:: INPUT MATERIAL ::

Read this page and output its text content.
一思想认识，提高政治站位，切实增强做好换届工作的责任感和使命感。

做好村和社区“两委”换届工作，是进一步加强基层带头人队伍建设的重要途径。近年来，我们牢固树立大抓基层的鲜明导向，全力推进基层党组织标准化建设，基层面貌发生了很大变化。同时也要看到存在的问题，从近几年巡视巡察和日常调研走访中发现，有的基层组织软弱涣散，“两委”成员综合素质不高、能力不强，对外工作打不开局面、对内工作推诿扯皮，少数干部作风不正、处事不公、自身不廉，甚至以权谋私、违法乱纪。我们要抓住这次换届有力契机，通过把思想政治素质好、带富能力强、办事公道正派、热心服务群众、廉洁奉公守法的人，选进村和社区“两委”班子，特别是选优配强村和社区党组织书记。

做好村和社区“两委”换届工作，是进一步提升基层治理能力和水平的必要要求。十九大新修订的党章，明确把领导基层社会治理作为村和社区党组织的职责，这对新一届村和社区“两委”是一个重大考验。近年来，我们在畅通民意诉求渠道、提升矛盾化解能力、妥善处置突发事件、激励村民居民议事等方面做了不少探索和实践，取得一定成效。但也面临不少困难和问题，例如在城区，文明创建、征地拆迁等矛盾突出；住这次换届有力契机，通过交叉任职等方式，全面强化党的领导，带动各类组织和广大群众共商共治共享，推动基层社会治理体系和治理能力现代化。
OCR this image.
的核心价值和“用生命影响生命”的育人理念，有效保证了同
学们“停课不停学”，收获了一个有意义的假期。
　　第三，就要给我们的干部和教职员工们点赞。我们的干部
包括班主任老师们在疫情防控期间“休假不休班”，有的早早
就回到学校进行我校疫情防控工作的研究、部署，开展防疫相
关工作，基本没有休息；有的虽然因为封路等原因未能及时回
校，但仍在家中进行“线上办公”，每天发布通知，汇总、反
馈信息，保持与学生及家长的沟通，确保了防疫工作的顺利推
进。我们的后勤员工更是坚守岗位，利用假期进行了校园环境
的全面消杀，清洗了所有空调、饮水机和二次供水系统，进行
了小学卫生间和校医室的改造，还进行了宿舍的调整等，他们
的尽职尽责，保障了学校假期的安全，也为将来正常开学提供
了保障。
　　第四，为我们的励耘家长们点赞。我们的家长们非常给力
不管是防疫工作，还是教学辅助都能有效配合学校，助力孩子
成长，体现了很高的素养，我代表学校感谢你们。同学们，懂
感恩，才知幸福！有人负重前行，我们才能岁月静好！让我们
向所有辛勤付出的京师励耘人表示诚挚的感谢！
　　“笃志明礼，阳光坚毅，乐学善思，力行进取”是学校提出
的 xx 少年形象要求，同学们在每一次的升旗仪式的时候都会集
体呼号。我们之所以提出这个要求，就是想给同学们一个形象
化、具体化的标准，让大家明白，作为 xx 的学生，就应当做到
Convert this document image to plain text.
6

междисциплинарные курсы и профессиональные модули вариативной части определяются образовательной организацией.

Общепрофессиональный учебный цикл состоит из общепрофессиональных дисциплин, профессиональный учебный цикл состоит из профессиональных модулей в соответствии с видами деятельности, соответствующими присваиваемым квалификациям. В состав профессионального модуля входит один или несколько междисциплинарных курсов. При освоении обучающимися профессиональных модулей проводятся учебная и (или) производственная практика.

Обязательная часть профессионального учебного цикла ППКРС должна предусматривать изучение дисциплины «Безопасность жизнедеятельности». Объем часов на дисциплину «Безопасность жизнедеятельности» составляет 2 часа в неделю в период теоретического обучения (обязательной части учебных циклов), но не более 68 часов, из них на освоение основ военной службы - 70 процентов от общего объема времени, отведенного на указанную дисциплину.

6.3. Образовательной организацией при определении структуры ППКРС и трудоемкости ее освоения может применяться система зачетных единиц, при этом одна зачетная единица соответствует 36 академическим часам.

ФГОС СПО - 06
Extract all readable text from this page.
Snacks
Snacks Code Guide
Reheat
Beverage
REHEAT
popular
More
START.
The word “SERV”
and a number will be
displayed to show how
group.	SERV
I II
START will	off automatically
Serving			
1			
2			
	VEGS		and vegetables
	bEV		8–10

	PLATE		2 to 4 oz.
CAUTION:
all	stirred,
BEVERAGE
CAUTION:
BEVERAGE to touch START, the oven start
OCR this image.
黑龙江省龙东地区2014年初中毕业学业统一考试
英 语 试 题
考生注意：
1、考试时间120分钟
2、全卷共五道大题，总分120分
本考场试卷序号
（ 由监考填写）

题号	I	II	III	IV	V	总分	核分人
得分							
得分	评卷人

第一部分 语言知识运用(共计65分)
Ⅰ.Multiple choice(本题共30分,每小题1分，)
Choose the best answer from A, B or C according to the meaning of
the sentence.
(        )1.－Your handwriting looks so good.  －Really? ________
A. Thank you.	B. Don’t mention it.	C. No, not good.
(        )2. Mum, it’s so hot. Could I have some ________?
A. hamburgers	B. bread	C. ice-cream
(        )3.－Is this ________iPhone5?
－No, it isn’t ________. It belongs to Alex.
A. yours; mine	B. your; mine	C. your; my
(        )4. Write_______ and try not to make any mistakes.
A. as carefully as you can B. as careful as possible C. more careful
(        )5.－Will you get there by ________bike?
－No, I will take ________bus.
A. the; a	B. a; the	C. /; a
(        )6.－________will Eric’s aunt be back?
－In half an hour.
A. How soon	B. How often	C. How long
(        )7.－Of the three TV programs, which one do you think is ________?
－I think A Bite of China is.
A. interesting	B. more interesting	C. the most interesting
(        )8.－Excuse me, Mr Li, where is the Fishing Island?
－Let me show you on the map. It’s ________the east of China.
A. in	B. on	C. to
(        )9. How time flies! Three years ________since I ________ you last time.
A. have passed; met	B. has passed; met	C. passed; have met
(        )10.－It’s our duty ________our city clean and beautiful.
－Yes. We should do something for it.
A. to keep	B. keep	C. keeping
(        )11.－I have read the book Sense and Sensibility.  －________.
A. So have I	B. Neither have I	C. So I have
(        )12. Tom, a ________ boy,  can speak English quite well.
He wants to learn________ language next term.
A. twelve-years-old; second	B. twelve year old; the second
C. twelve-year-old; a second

:::

▶ _WHAT YOU SHOULD DO_:
Your task is to return the full listing exactly as it was given.

▶ _RIGHT ANSWER_:
Read this page and output its text content.
一思想认识，提高政治站位，切实增强做好换届工作的责任感和使命感。

做好村和社区“两委”换届工作，是进一步加强基层带头人队伍建设的重要途径。近年来，我们牢固树立大抓基层的鲜明导向，全力推进基层党组织标准化建设，基层面貌发生了很大变化。同时也要看到存在的问题，从近几年巡视巡察和日常调研走访中发现，有的基层组织软弱涣散，“两委”成员综合素质不高、能力不强，对外工作打不开局面、对内工作推诿扯皮，少数干部作风不正、处事不公、自身不廉，甚至以权谋私、违法乱纪。我们要抓住这次换届有力契机，通过把思想政治素质好、带富能力强、办事公道正派、热心服务群众、廉洁奉公守法的人，选进村和社区“两委”班子，特别是选优配强村和社区党组织书记。

做好村和社区“两委”换届工作，是进一步提升基层治理能力和水平的必要要求。十九大新修订的党章，明确把领导基层社会治理作为村和社区党组织的职责，这对新一届村和社区“两委”是一个重大考验。近年来，我们在畅通民意诉求渠道、提升矛盾化解能力、妥善处置突发事件、激励村民居民议事等方面做了不少探索和实践，取得一定成效。但也面临不少困难和问题，例如在城区，文明创建、征地拆迁等矛盾突出；住这次换届有力契机，通过交叉任职等方式，全面强化党的领导，带动各类组织和广大群众共商共治共享，推动基层社会治理体系和治理能力现代化。
OCR this image.
的核心价值和“用生命影响生命”的育人理念，有效保证了同
学们“停课不停学”，收获了一个有意义的假期。
　　第三，就要给我们的干部和教职员工们点赞。我们的干部
包括班主任老师们在疫情防控期间“休假不休班”，有的早早
就回到学校进行我校疫情防控工作的研究、部署，开展防疫相
关工作，基本没有休息；有的虽然因为封路等原因未能及时回
校，但仍在家中进行“线上办公”，每天发布通知，汇总、反
馈信息，保持与学生及家长的沟通，确保了防疫工作的顺利推
进。我们的后勤员工更是坚守岗位，利用假期进行了校园环境
的全面消杀，清洗了所有空调、饮水机和二次供水系统，进行
了小学卫生间和校医室的改造，还进行了宿舍的调整等，他们
的尽职尽责，保障了学校假期的安全，也为将来正常开学提供
了保障。
　　第四，为我们的励耘家长们点赞。我们的家长们非常给力
不管是防疫工作，还是教学辅助都能有效配合学校，助力孩子
成长，体现了很高的素养，我代表学校感谢你们。同学们，懂
感恩，才知幸福！有人负重前行，我们才能岁月静好！让我们
向所有辛勤付出的京师励耘人表示诚挚的感谢！
　　“笃志明礼，阳光坚毅，乐学善思，力行进取”是学校提出
的 xx 少年形象要求，同学们在每一次的升旗仪式的时候都会集
体呼号。我们之所以提出这个要求，就是想给同学们一个形象
化、具体化的标准，让大家明白，作为 xx 的学生，就应当做到
Convert this document image to plain text.
6

междисциплинарные курсы и профессиональные модули вариативной части определяются образовательной организацией.

Общепрофессиональный учебный цикл состоит из общепрофессиональных дисциплин, профессиональный учебный цикл состоит из профессиональных модулей в соответствии с видами деятельности, соответствующими присваиваемым квалификациям. В состав профессионального модуля входит один или несколько междисциплинарных курсов. При освоении обучающимися профессиональных модулей проводятся учебная и (или) производственная практика.

Обязательная часть профессионального учебного цикла ППКРС должна предусматривать изучение дисциплины «Безопасность жизнедеятельности». Объем часов на дисциплину «Безопасность жизнедеятельности» составляет 2 часа в неделю в период теоретического обучения (обязательной части учебных циклов), но не более 68 часов, из них на освоение основ военной службы - 70 процентов от общего объема времени, отведенного на указанную дисциплину.

6.3. Образовательной организацией при определении структуры ППКРС и трудоемкости ее освоения может применяться система зачетных единиц, при этом одна зачетная единица соответствует 36 академическим часам.

ФГОС СПО - 06
Extract all readable text from this page.
Snacks
Snacks Code Guide
Reheat
Beverage
REHEAT
popular
More
START.
The word “SERV”
and a number will be
displayed to show how
group.	SERV
I II
START will	off automatically
Serving			
1			
2			
	VEGS		and vegetables
	bEV		8–10

	PLATE		2 to 4 oz.
CAUTION:
all	stirred,
BEVERAGE
CAUTION:
BEVERAGE to touch START, the oven start
OCR this image.
黑龙江省龙东地区2014年初中毕业学业统一考试
英 语 试 题
考生注意：
1、考试时间120分钟
2、全卷共五道大题，总分120分
本考场试卷序号
（ 由监考填写）

题号	I	II	III	IV	V	总分	核分人
得分							
得分	评卷人

第一部分 语言知识运用(共计65分)
Ⅰ.Multiple choice(本题共30分,每小题1分，)
Choose the best answer from A, B or C according to the meaning of
the sentence.
(        )1.－Your handwriting looks so good.  －Really? ________
A. Thank you.	B. Don’t mention it.	C. No, not good.
(        )2. Mum, it’s so hot. Could I have some ________?
A. hamburgers	B. bread	C. ice-cream
(        )3.－Is this ________iPhone5?
－No, it isn’t ________. It belongs to Alex.
A. yours; mine	B. your; mine	C. your; my
(        )4. Write_______ and try not to make any mistakes.
A. as carefully as you can B. as careful as possible C. more careful
(        )5.－Will you get there by ________bike?
－No, I will take ________bus.
A. the; a	B. a; the	C. /; a
(        )6.－________will Eric’s aunt be back?
－In half an hour.
A. How soon	B. How often	C. How long
(        )7.－Of the three TV programs, which one do you think is ________?
－I think A Bite of China is.
A. interesting	B. more interesting	C. the most interesting
(        )8.－Excuse me, Mr Li, where is the Fishing Island?
－Let me show you on the map. It’s ________the east of China.
A. in	B. on	C. to
(        )9. How time flies! Three years ________since I ________ you last time.
A. have passed; met	B. has passed; met	C. passed; have met
(        )10.－It’s our duty ________our city clean and beautiful.
－Yes. We should do something for it.
A. to keep	B. keep	C. keeping
(        )11.－I have read the book Sense and Sensibility.  －________.
A. So have I	B. Neither have I	C. So I have
(        )12. Tom, a ________ boy,  can speak English quite well.
He wants to learn________ language next term.
A. twelve-years-old; second	B. twelve year old; the second
C. twelve-year-old; a second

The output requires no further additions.